Quoted text:
——
Waddy was a famous sideman and musical-director type. He brought a lot of energy and a lot of discipline with him. He was pale and skinny and had a big mop of frizzy red hair and ran a band like a sergeant major drilling his troops. He usually had on a pair of John Lennon–style glasses too. He looked like a Furry Freak Brother come to life and acted like one too; he had a prodigious appetite for drugs. The blow never seemed to knock him around or distract him. He fucking batted on regardless. He must’ve had the system of a horse to endure the total chemical hiding he gave it every day.
On the other hand Greg Ladanyi couldn’t handle the stuff with such aplomb. He was all over the shop on the blow. Suddenly enthusiastic, suddenly deflated, suddenly and usually angry. He was about the same age as Waddy, round the 40 mark I guess. But he wasn’t travelling as well. His relationship with each member of The Church was troubled – he gravitated towards Marty at first and they were friends for a time until Marty strongly disagreed with him over some guitar idea. Then he and Peter clashed and he hurt Peter’s feelings, unnecessarily I thought. Ploog, he just couldn’t fathom.
My relationship with the producers was complex: I’d decided to let Waddy guide me and see where that got me … at least for a while. I’d made a conscious decision to listen to whatever he said and not immediately kick back. My whole musical life I’d instantly rejected any suggestions as to how I might improve things. I decided, as a situationist exercise almost, to put my cool hip self into this LA mainstream rock guy’s hands and see what strange thing might emerge.
——
Record list:
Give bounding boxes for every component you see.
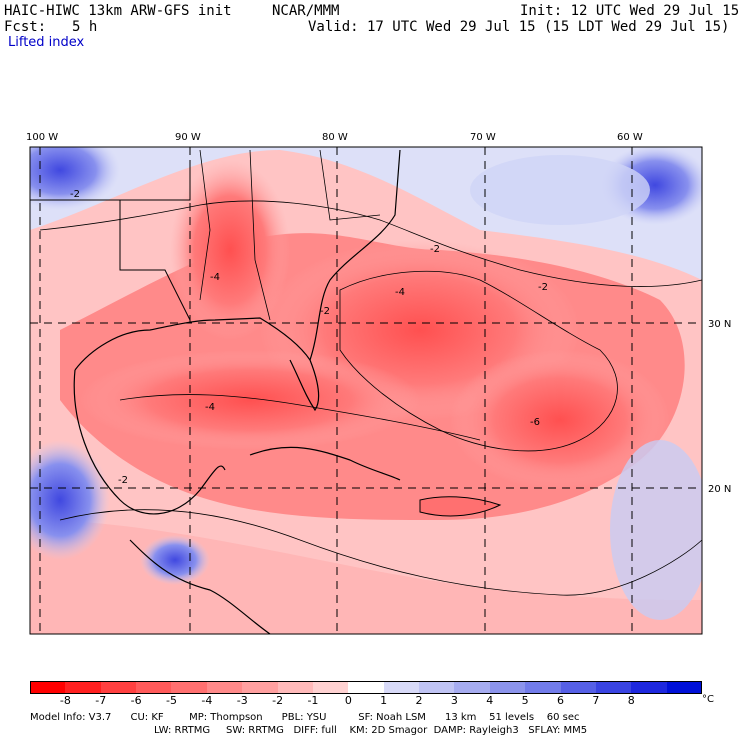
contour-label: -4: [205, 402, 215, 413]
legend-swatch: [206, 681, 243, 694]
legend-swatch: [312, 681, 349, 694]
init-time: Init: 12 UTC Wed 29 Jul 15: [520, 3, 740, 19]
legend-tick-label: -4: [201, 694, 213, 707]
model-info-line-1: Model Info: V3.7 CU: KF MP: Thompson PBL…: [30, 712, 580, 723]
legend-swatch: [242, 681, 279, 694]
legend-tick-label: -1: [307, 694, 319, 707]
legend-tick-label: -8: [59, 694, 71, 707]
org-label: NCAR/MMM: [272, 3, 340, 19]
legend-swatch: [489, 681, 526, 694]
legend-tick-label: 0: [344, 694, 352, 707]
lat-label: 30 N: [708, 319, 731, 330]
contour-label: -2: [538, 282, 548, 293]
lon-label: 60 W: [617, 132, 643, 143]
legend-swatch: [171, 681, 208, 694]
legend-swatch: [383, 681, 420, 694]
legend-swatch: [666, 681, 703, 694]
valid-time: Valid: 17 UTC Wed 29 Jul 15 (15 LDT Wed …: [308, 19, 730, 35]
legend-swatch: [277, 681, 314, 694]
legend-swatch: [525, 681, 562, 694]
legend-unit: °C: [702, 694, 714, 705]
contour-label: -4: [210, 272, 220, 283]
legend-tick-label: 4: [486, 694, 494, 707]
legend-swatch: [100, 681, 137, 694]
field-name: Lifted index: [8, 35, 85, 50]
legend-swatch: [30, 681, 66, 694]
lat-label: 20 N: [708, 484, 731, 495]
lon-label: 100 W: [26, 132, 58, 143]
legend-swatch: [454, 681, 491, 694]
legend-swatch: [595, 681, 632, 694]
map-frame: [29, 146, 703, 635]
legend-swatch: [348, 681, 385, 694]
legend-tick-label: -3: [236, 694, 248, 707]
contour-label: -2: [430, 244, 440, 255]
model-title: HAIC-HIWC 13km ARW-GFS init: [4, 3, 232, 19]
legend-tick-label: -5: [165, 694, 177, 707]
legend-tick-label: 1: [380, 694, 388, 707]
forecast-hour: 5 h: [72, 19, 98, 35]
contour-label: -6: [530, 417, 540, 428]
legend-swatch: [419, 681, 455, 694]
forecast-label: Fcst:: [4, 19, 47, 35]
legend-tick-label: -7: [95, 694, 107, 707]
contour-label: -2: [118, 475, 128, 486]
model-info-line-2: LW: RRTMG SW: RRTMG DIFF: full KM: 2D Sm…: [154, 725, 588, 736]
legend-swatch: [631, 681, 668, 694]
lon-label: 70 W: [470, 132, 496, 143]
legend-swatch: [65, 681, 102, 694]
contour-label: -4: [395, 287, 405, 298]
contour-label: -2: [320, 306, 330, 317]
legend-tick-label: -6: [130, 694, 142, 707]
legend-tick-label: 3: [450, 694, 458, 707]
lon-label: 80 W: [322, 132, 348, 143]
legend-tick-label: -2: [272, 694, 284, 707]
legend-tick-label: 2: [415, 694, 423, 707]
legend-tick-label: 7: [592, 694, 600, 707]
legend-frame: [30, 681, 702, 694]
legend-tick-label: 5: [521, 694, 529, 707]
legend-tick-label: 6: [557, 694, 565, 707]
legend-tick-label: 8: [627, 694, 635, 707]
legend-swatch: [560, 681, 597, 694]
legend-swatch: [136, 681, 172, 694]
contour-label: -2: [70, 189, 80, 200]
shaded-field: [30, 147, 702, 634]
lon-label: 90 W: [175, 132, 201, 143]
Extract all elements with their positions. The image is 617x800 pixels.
——
Objective: Please list the members of The Church whom the passage about the producers names in describing Greg Ladanyi's troubled relationships.

Correct output: Marty, Peter, Ploog